▶ [Task]: Quote the data word for word, from its first line through the line that contains "- answer-option: [88, 653, 726, 674]".
>> begin Stored records
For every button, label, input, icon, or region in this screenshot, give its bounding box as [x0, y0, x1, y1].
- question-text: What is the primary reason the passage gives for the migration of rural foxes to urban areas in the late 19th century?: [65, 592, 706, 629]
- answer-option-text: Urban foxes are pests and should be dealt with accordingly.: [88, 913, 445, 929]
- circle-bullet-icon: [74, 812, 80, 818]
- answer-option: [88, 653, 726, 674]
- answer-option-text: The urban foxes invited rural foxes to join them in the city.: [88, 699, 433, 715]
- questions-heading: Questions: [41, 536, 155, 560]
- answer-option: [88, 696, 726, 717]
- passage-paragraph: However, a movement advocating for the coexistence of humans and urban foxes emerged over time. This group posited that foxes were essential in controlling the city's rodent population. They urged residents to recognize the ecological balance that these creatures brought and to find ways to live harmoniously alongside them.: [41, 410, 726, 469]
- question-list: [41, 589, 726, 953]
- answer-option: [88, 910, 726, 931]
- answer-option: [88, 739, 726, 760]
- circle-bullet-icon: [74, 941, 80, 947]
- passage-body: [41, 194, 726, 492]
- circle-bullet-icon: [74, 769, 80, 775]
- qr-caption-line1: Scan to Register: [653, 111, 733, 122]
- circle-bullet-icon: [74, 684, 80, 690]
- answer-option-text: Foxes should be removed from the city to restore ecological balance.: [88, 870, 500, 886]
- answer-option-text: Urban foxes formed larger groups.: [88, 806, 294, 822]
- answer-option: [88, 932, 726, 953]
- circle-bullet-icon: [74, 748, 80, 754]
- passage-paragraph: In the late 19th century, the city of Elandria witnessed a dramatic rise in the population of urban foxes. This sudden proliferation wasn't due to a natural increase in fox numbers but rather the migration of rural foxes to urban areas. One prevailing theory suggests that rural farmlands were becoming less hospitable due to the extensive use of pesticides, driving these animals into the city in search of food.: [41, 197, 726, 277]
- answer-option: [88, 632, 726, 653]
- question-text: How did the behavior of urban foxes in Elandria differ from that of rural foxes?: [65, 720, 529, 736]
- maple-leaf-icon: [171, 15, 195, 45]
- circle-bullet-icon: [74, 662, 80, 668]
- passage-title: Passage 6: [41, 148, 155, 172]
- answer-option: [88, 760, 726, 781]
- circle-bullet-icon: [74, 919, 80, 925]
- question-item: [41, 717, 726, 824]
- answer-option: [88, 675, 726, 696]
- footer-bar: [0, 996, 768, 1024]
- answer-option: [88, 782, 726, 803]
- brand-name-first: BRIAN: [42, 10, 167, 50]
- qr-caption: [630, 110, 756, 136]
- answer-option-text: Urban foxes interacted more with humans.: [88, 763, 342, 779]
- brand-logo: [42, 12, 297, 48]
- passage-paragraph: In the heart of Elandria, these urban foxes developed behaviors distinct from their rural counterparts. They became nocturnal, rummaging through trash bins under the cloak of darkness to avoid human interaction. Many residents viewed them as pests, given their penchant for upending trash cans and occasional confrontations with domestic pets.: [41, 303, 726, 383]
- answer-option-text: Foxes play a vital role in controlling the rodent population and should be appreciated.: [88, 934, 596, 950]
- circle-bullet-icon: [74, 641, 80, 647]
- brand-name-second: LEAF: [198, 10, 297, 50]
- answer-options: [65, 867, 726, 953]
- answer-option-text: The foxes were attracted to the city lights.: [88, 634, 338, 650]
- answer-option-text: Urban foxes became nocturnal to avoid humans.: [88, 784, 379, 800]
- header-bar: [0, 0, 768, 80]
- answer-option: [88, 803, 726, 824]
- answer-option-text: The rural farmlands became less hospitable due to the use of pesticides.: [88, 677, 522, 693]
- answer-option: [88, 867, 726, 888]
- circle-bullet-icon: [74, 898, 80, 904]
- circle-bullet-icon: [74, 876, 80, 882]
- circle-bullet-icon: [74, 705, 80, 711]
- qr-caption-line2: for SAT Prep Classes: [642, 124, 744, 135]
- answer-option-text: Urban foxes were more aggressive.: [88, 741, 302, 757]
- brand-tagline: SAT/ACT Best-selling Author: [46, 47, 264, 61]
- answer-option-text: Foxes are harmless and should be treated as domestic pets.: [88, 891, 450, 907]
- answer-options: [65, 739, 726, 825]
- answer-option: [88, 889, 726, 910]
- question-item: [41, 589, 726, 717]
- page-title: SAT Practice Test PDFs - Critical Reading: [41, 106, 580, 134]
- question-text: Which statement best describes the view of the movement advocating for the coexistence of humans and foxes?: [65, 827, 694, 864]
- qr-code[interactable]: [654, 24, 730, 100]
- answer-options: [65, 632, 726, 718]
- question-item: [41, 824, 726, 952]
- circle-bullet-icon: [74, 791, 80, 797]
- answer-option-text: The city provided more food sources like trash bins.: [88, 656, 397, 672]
>> end Stored records
▶ [Output of the exercise]:
For every button, label, input, icon, or region in this screenshot, give its bounding box as [x0, y0, x1, y1].
- question-text: What is the primary reason the passage gives for the migration of rural foxes to urban areas in the late 19th century?: [65, 592, 706, 629]
- answer-option-text: Urban foxes are pests and should be dealt with accordingly.: [88, 913, 445, 929]
- circle-bullet-icon: [74, 812, 80, 818]
- answer-option: [88, 653, 726, 674]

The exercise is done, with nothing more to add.